=== Job ===
Count lines, not occurrences: give the number of lines holding the word "this", and nothing besides.

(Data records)
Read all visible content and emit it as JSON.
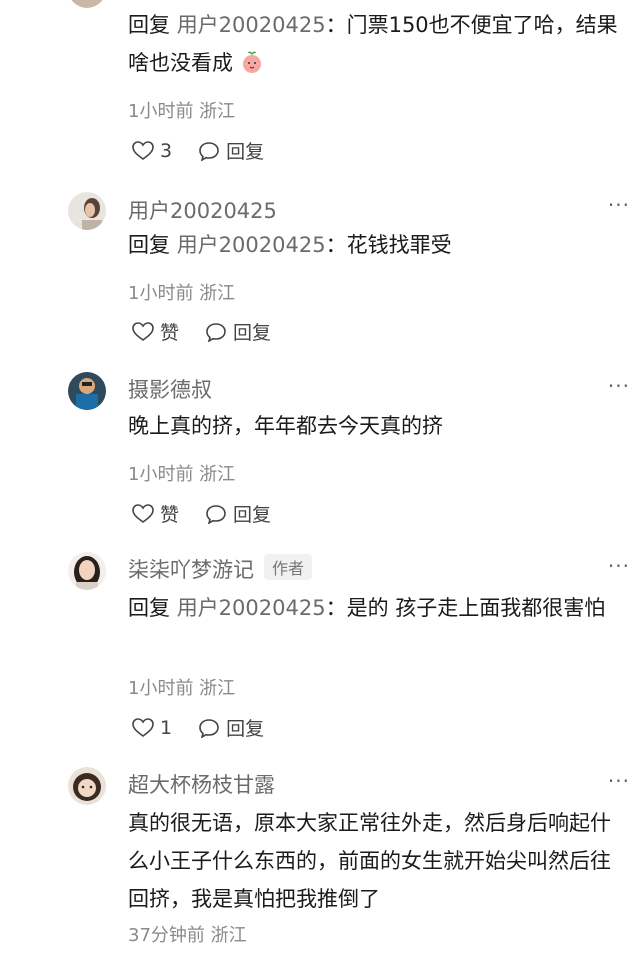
{
  "comments": [
    {
      "reply_prefix": "回复",
      "reply_to": "用户20020425",
      "text": "：门票150也不便宜了哈，结果啥也没看成",
      "emoji": "peach-face-emoji",
      "meta": "1小时前 浙江",
      "like_count": "3",
      "reply_label": "回复"
    },
    {
      "username": "用户20020425",
      "reply_prefix": "回复",
      "reply_to": "用户20020425",
      "text": "：花钱找罪受",
      "meta": "1小时前 浙江",
      "like_label": "赞",
      "reply_label": "回复",
      "more": "···"
    },
    {
      "username": "摄影德叔",
      "text": "晚上真的挤，年年都去今天真的挤",
      "meta": "1小时前 浙江",
      "like_label": "赞",
      "reply_label": "回复",
      "more": "···"
    },
    {
      "username": "柒柒吖梦游记",
      "badge": "作者",
      "reply_prefix": "回复",
      "reply_to": "用户20020425",
      "text": "：是的 孩子走上面我都很害怕",
      "meta": "1小时前 浙江",
      "like_count": "1",
      "reply_label": "回复",
      "more": "···"
    },
    {
      "username": "超大杯杨枝甘露",
      "text": "真的很无语，原本大家正常往外走，然后身后响起什么小王子什么东西的，前面的女生就开始尖叫然后往回挤，我是真怕把我推倒了",
      "meta": "37分钟前 浙江",
      "more": "···"
    }
  ]
}
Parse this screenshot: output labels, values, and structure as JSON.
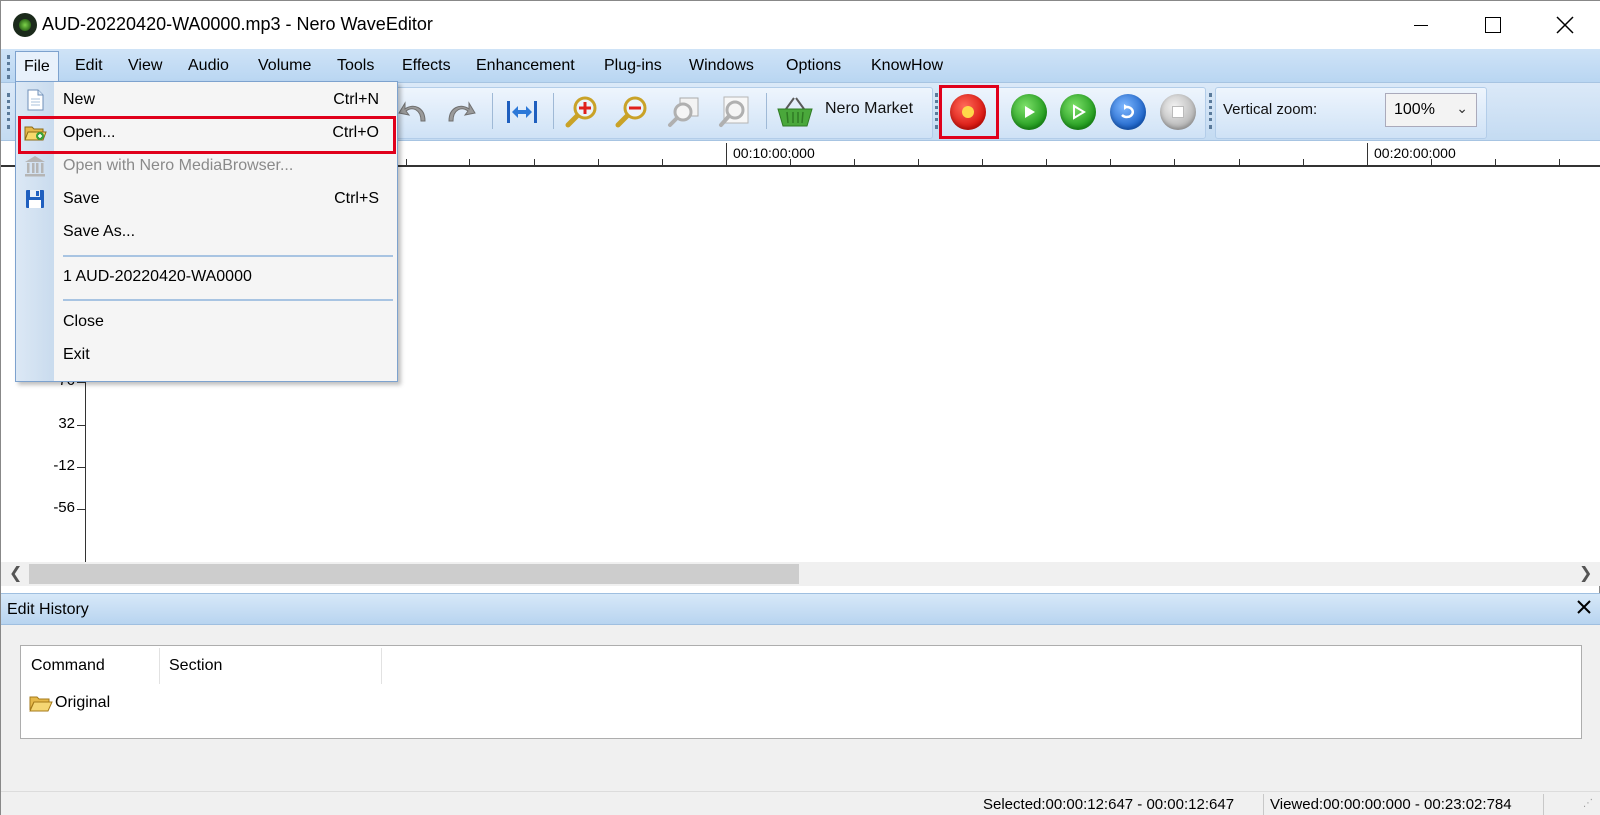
{
  "window": {
    "title": "AUD-20220420-WA0000.mp3 - Nero WaveEditor"
  },
  "menubar": {
    "items": [
      "File",
      "Edit",
      "View",
      "Audio",
      "Volume",
      "Tools",
      "Effects",
      "Enhancement",
      "Plug-ins",
      "Windows",
      "Options",
      "KnowHow"
    ]
  },
  "file_menu": {
    "items": [
      {
        "label": "New",
        "shortcut": "Ctrl+N",
        "icon": "new-document-icon",
        "enabled": true
      },
      {
        "label": "Open...",
        "shortcut": "Ctrl+O",
        "icon": "open-folder-icon",
        "enabled": true,
        "highlighted": true
      },
      {
        "label": "Open with Nero MediaBrowser...",
        "shortcut": "",
        "icon": "media-browser-icon",
        "enabled": false
      },
      {
        "label": "Save",
        "shortcut": "Ctrl+S",
        "icon": "save-disk-icon",
        "enabled": true
      },
      {
        "label": "Save As...",
        "shortcut": "",
        "icon": "",
        "enabled": true
      },
      {
        "label": "1 AUD-20220420-WA0000",
        "shortcut": "",
        "icon": "",
        "enabled": true
      },
      {
        "label": "Close",
        "shortcut": "",
        "icon": "",
        "enabled": true
      },
      {
        "label": "Exit",
        "shortcut": "",
        "icon": "",
        "enabled": true
      }
    ]
  },
  "toolbar": {
    "nero_market_label": "Nero Market",
    "vertical_zoom_label": "Vertical zoom:",
    "vertical_zoom_value": "100%",
    "record_color": "#e0201b",
    "play_color": "#2ea52b",
    "loop_color": "#2479d6",
    "stop_color": "#b9b9b9"
  },
  "ruler": {
    "labels": [
      "00:10:00:000",
      "00:20:00:000"
    ]
  },
  "wave_axis": {
    "labels": [
      "76",
      "32",
      "-12",
      "-56"
    ]
  },
  "edit_history": {
    "title": "Edit History",
    "columns": [
      "Command",
      "Section"
    ],
    "rows": [
      {
        "command": "Original",
        "section": ""
      }
    ]
  },
  "statusbar": {
    "selected": "Selected:00:00:12:647 - 00:00:12:647",
    "viewed": "Viewed:00:00:00:000 - 00:23:02:784"
  },
  "colors": {
    "highlight_border": "#e0001b",
    "menubar_bg": "#c4dbf2"
  }
}
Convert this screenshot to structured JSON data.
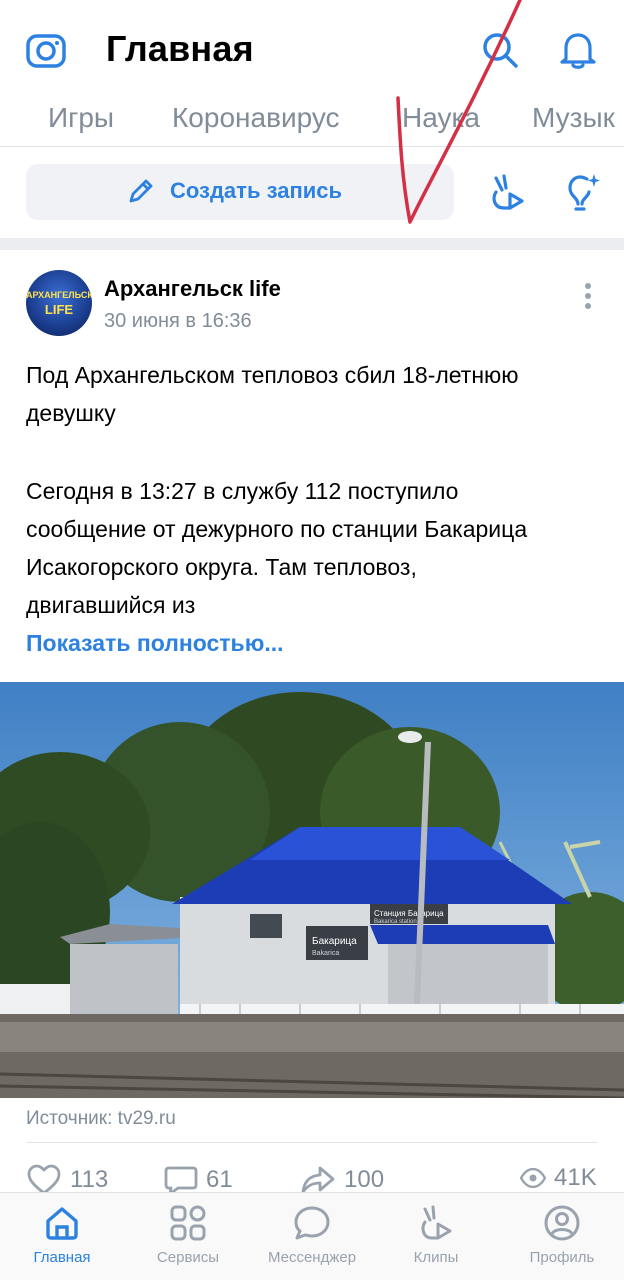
{
  "header": {
    "title": "Главная"
  },
  "tabs": [
    "Игры",
    "Коронавирус",
    "Наука",
    "Музык"
  ],
  "create": {
    "label": "Создать запись"
  },
  "post": {
    "author": "Архангельск life",
    "avatar_text_top": "АРХАНГЕЛЬСК",
    "avatar_text_bottom": "LIFE",
    "date": "30 июня в 16:36",
    "headline_line1": "Под Архангельском тепловоз сбил 18-летнюю",
    "headline_line2": "девушку",
    "body_line1": "Сегодня в 13:27 в службу 112 поступило",
    "body_line2": "сообщение от дежурного по станции Бакарица",
    "body_line3": "Исакогорского округа. Там тепловоз,",
    "body_line4": "двигавшийся из",
    "show_more": "Показать полностью...",
    "photo_sign_left": "Бакарица",
    "photo_sign_left_sub": "Bakarica",
    "photo_sign_right": "Станция Бакарица",
    "photo_sign_right_sub": "Bakarica station",
    "source": "Источник: tv29.ru"
  },
  "stats": {
    "likes": "113",
    "comments": "61",
    "shares": "100",
    "views": "41K"
  },
  "nav": {
    "home": "Главная",
    "services": "Сервисы",
    "messenger": "Мессенджер",
    "clips": "Клипы",
    "profile": "Профиль"
  },
  "colors": {
    "accent": "#2d81e0",
    "secondary_text": "#818c99",
    "annotation": "#d32f45"
  }
}
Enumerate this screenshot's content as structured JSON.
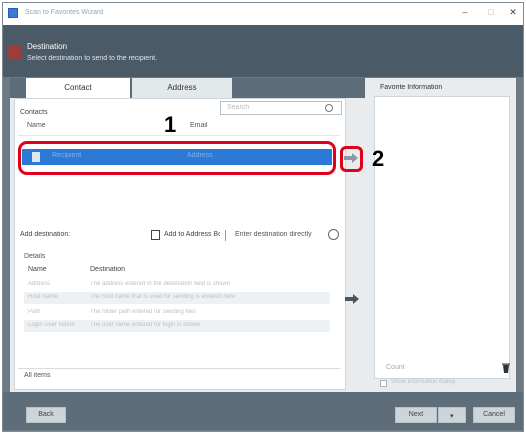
{
  "window": {
    "title": "Scan to Favorites Wizard",
    "minimize": "–",
    "maximize": "□",
    "close": "✕"
  },
  "header": {
    "title": "Destination",
    "subtitle": "Select destination to send to the recipient."
  },
  "tabs": [
    "Contact",
    "Address"
  ],
  "search": {
    "placeholder": "Search"
  },
  "list": {
    "section_label": "Contacts",
    "columns": [
      "Name",
      "Email"
    ],
    "selected_row": {
      "name": "Recipient",
      "value": "Address"
    }
  },
  "toolbar": {
    "count_label": "Add destination:",
    "add_label": "Add to Address Book",
    "direct_label": "Enter destination directly"
  },
  "details": {
    "title": "Details",
    "name_label": "Name",
    "name_value": "Destination",
    "rows": [
      [
        "Address",
        "The address entered in the destination field is shown"
      ],
      [
        "Host Name",
        "The host name that is used for sending is entered here"
      ],
      [
        "Path",
        "The folder path entered for sending files"
      ],
      [
        "Login User Name",
        "The user name entered for login is shown"
      ]
    ]
  },
  "bottom_left_label": "All items",
  "right_panel": {
    "title": "Favorite Information",
    "count_label": "Count",
    "checkbox_label": "Show information dialog"
  },
  "footer": {
    "back": "Back",
    "next": "Next",
    "cancel": "Cancel"
  },
  "annotations": {
    "step1": "1",
    "step2": "2",
    "color": "#e0001b"
  }
}
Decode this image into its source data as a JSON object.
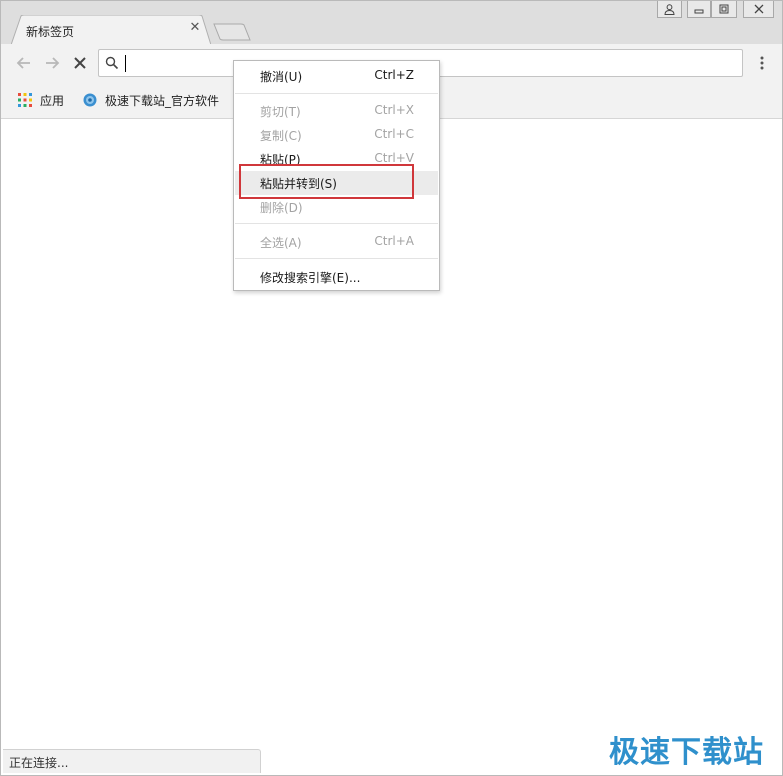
{
  "tab": {
    "title": "新标签页"
  },
  "toolbar": {
    "address_value": "",
    "address_placeholder": ""
  },
  "bookmarks": [
    {
      "label": "应用",
      "icon": "apps-grid-icon"
    },
    {
      "label": "极速下载站_官方软件",
      "icon": "site-globe-icon"
    }
  ],
  "context_menu": {
    "items": [
      {
        "label": "撤消(U)",
        "shortcut": "Ctrl+Z",
        "enabled": true
      },
      {
        "label": "剪切(T)",
        "shortcut": "Ctrl+X",
        "enabled": false
      },
      {
        "label": "复制(C)",
        "shortcut": "Ctrl+C",
        "enabled": false
      },
      {
        "label": "粘贴(P)",
        "shortcut": "Ctrl+V",
        "enabled": true
      },
      {
        "label": "粘贴并转到(S)",
        "shortcut": "",
        "enabled": true,
        "highlighted": true
      },
      {
        "label": "删除(D)",
        "shortcut": "",
        "enabled": false
      },
      {
        "label": "全选(A)",
        "shortcut": "Ctrl+A",
        "enabled": true
      },
      {
        "label": "修改搜索引擎(E)...",
        "shortcut": "",
        "enabled": true
      }
    ]
  },
  "status_bar": {
    "text": "正在连接..."
  },
  "watermark": {
    "text": "极速下载站"
  },
  "colors": {
    "highlight_border": "#d0373b",
    "watermark": "#1e87c8",
    "disabled_text": "#a3a3a3"
  }
}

=== Result of the task ===
4